━━ Text segment ━━

The mystery of Matty Dolan and what is to worry about next season

Matty Dolan has signed for Bradford City with talk of the twenty one year old having a major part to play in next’s season team.

It is a realistic aim for the player who after eleven largely uneventful appearances at Valley Parade last season should be settled. If given this time on the slip road to get up to speed Dolan cannot nail down a place in next season’s side then one might expect him to never get such an opportunity again. The odd fine pass here, some tidy work there, there was nothing to suggest that Dolan was not worth the effort of a one year deal.

There is a wider question about what kind of Bradford City we will see next year.

Already Julian Rhodes has talked about two distinct differences the club want in Phil Parkinson’s playing squad next season. It must be cheaper, and more attacking.

“More attacking” first. Please save us from the joint chairmen trying to do football. Both the owners of the club consider themselves to be fans and custodians of the club but one – Mr Rhodes – has decided that part of that remit as protecting the future of the club and supporting it is to weigh in on how Phil Parkinson should be doing his job.

Rhodes would like more attacking football – probably a hope shared by all football supporters – but one doubts that Rhodes would like City to lose more and in all likelihood the Bradford City board would not accept losing more. Given the aims to be cheaper and to improve it is unhelpful to say the least for the boardroom to set the objectives of how those things will be done.

Phil Parkinson might conclude that given that remit: improve, cheaper, more attacking; that he should pay more attention to movements in the manager market in the summer. If that is the case then Julian Rhodes might live to regret his pronouncements, especially if they were just to rustle up more season ticket sales.

That is a worry.

Now “cheaper”. Bradford City have a use of the word “budget” that mocks the English language. The club set a figure what it believes it will get in through sponsorship and league games which is called “the budget”. Then the club spend more than that so are “over budget”.

━━━
━━ Entries supplied ━━

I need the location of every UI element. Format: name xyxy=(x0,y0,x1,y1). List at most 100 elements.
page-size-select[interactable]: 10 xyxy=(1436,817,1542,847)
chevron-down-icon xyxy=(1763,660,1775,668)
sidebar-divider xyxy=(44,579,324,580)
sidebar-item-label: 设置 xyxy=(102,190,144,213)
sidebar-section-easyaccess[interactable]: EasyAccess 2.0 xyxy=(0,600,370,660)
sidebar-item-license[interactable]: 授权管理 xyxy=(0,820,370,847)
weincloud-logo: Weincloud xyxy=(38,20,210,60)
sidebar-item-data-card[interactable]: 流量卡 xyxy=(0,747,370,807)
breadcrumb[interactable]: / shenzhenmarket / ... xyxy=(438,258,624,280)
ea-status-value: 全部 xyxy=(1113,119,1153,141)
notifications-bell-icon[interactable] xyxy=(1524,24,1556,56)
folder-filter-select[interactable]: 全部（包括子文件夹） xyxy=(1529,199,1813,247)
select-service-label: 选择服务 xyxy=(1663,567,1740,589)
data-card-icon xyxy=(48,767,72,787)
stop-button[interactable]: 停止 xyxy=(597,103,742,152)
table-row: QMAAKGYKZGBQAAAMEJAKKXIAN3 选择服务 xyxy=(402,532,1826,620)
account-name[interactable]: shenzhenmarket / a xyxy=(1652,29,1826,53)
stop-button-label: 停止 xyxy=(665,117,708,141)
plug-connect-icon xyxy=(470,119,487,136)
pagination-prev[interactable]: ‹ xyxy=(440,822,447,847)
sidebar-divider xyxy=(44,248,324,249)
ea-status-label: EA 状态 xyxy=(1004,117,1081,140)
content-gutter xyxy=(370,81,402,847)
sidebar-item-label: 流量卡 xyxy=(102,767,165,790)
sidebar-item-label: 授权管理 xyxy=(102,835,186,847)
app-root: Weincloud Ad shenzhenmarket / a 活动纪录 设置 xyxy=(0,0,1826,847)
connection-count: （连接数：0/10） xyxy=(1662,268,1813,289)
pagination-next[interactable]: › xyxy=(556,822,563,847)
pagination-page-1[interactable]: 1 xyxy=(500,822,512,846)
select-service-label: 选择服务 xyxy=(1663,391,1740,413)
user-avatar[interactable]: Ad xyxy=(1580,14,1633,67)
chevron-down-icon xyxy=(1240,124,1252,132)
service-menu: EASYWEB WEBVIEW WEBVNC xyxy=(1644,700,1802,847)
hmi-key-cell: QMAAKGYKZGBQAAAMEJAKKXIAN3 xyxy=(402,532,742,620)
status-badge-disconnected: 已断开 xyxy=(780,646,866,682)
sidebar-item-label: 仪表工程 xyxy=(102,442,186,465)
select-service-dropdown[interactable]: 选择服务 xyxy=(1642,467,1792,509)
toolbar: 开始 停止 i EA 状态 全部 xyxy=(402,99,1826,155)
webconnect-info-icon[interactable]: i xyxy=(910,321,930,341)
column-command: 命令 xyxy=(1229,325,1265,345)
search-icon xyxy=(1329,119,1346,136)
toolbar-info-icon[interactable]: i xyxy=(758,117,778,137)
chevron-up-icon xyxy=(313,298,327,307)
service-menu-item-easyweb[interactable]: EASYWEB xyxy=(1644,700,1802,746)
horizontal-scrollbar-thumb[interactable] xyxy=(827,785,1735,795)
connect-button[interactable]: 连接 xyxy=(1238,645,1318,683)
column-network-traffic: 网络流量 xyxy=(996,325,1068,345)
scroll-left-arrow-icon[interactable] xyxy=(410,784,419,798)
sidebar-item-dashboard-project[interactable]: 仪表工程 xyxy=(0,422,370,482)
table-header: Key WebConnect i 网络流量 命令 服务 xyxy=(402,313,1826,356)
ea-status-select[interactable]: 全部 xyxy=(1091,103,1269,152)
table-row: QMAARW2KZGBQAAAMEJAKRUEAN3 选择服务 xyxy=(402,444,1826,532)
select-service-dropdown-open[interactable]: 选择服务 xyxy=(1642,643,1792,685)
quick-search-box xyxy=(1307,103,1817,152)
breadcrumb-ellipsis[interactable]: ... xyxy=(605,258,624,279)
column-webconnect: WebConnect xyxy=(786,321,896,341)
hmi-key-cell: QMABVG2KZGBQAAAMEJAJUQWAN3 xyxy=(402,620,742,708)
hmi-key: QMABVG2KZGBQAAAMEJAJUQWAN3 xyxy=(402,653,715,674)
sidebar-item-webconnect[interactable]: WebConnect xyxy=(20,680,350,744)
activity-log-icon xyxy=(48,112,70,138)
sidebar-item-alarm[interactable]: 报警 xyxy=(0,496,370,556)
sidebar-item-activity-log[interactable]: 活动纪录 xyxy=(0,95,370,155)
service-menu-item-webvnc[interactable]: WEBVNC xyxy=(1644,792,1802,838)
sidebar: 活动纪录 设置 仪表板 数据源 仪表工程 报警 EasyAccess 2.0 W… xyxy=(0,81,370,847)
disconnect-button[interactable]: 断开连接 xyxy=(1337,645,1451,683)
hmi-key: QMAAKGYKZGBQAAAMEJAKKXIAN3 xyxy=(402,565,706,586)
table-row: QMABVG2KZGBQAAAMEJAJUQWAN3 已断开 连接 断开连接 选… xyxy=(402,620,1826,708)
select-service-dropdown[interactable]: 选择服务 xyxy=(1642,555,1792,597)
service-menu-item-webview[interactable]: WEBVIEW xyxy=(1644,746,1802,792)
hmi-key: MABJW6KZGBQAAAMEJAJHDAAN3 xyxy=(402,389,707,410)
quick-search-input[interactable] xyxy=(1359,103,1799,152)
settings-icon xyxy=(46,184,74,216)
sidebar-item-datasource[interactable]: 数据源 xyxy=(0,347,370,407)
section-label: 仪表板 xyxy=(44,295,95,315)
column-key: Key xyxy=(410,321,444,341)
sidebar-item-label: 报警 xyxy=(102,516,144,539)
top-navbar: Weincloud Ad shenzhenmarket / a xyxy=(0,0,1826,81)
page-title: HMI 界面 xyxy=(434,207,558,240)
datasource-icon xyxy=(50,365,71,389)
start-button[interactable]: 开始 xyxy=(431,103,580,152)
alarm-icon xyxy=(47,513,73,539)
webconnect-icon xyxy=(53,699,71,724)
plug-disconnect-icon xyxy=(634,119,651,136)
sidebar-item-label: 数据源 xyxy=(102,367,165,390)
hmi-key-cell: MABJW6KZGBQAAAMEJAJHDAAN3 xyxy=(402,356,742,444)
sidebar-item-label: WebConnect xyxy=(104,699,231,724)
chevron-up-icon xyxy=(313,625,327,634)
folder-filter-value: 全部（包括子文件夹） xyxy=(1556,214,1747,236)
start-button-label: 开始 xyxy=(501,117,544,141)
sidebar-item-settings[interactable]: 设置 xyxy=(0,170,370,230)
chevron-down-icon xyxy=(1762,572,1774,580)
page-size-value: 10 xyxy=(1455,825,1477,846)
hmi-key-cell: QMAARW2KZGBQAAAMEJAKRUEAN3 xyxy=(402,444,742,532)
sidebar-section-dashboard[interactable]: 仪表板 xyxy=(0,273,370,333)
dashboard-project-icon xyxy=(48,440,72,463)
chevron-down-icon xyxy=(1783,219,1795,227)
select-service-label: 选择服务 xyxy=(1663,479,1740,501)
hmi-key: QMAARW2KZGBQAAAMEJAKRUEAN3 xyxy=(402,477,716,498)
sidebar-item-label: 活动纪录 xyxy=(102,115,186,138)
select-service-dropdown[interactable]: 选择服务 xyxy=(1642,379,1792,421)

━━━

Goal of the exercise: Using the Bradford City article above, decide whether each statement agrees with it, answering yes or no and quoting the words of the article that settle it: 1. Matty Dolan made eleven appearances at Valley Parade last season. 2. Julian Rhodes wants next season's playing squad to cost more. 3. Dolan was signed on a two-year deal.

Task solution:
1. Yes: "after eleven largely uneventful appearances at Valley Parade last season"
2. No: "It must be cheaper, and more attacking."
3. No: "worth the effort of a one year deal"